## Exercises
a – In the article on the Economic Consultative Council, which kinds of reform did the Dead Sea Forum's 13-page blueprint cover? List them all.
b – Answer these about the article on the Economic Consultative Council, one per line:
(i) On what date was the article published?
(ii) How many private and public sector representatives took part in the first Dead Sea Forum?
(iii) What did one senior official ask, according to the young professional?
c – Reproduce the article on the Economic Consultative Council word for word, everything from "The modalities of" down to "a few eyebrows.".

Economic Consultative Council there to stay

Published November 28th, 2000 - 02:00 GMT

Exactly one year ago, King Abdullah closed the first Dead Sea Forum and okayed its 13-page blueprint for economic, educational, financial and administrative reforms. Away from the cameras and the press, over 150 leading private and public sector representatives had engaged in a weekend marathon of brainstorming sessions and discussions on what needed to be done to usher the country into the 21st century.  

 

The modalities of the unprecedented retreat, the issues on the table — privatization, e-government, banking reforms, the introduction of computers and English as a second language at public schools — and the final deliberations then had raised a few eyebrows. 

 

“Some senior officials were skeptical,” recalls one young professional who was among the participants. “While listening to some of the presentations, they would exchange [dismissive] looks,” he said, asking not to be named. “I remember that, at some point, one senior official asked what was the use of teaching English from first grade.”

## Data provided
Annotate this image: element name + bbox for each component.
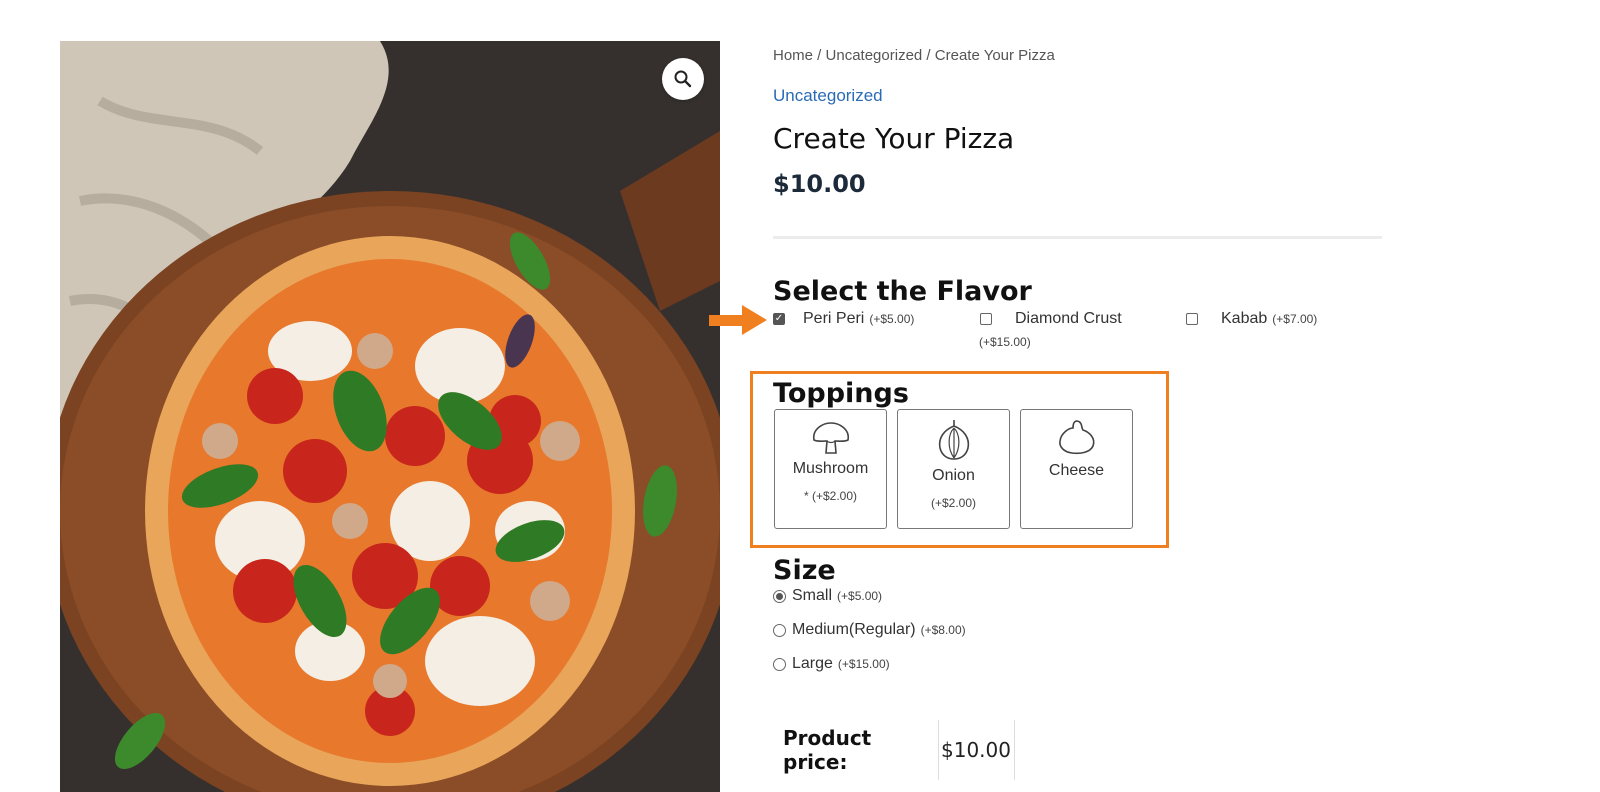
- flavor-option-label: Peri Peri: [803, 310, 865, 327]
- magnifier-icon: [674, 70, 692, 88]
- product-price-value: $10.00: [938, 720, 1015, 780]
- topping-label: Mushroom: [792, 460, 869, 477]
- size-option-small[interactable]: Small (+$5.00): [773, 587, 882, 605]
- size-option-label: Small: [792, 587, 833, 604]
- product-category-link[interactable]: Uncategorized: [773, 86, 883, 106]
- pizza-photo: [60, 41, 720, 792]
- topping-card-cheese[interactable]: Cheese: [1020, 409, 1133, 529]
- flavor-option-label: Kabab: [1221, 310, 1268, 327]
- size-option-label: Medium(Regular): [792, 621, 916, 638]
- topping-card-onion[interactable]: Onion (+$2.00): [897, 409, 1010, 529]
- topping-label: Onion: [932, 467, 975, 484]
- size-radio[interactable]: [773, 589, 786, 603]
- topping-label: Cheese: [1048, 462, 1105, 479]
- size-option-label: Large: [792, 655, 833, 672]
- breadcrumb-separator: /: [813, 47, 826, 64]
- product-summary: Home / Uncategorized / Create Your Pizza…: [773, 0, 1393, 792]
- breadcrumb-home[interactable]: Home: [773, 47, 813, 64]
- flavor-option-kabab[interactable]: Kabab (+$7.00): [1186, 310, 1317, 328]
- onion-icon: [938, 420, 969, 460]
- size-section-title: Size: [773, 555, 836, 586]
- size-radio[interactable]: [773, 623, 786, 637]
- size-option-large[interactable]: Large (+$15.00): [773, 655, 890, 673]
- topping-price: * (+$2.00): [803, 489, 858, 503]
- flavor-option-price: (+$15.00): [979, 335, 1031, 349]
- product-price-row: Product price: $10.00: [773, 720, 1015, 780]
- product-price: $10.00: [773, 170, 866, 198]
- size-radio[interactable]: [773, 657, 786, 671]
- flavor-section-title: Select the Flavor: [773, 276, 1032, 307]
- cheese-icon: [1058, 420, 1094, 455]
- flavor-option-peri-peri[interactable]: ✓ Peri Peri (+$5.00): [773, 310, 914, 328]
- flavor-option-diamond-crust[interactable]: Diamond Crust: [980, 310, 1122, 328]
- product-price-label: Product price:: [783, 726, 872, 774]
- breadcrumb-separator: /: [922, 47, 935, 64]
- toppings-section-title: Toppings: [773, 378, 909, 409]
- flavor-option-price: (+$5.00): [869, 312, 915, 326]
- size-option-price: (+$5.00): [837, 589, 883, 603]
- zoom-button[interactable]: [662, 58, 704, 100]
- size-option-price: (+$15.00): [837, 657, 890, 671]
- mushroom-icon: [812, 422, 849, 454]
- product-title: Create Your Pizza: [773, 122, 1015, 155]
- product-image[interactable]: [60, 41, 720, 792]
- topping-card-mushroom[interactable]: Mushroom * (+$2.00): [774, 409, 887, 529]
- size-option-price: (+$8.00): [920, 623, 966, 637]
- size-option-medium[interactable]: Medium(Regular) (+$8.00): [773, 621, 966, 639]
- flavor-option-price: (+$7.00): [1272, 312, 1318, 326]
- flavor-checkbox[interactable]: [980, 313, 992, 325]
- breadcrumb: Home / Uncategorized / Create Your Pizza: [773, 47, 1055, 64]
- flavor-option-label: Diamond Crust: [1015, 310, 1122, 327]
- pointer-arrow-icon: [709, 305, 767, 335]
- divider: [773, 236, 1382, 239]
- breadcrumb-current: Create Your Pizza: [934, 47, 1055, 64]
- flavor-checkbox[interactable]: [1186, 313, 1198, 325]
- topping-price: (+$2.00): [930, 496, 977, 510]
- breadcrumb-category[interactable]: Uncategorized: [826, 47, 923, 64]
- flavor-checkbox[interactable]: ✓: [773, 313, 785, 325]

* * *

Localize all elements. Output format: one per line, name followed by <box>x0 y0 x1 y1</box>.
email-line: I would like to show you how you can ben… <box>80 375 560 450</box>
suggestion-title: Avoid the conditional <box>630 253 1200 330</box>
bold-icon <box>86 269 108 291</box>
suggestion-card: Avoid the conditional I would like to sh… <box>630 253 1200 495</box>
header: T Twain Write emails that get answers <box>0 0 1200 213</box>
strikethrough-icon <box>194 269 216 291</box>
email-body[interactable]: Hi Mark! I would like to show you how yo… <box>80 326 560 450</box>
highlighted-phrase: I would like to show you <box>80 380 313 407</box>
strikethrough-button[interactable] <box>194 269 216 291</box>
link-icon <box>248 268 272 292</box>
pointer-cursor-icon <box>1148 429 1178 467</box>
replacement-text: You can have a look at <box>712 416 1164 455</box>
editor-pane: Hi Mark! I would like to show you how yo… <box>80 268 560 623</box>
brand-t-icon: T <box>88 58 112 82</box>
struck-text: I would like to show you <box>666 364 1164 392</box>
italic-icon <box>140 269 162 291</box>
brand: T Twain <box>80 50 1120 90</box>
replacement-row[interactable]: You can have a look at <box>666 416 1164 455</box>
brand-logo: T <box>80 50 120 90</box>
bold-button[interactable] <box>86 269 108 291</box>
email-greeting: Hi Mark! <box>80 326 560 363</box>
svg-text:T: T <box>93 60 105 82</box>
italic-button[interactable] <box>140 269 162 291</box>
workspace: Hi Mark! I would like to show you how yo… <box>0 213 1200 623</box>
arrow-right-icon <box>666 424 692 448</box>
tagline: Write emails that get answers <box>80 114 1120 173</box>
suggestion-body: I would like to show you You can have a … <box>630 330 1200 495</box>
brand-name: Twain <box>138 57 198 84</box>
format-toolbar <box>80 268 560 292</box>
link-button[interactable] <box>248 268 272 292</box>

## The replies
a – economic, educational, financial, administrative

b –
(i) November 28th, 2000
(ii) Over 150
(iii) What was the use of teaching English from first grade

c –
The modalities of the unprecedented retreat, the issues on the table — privatization, e-government, banking reforms, the introduction of computers and English as a second language at public schools — and the final deliberations then had raised a few eyebrows.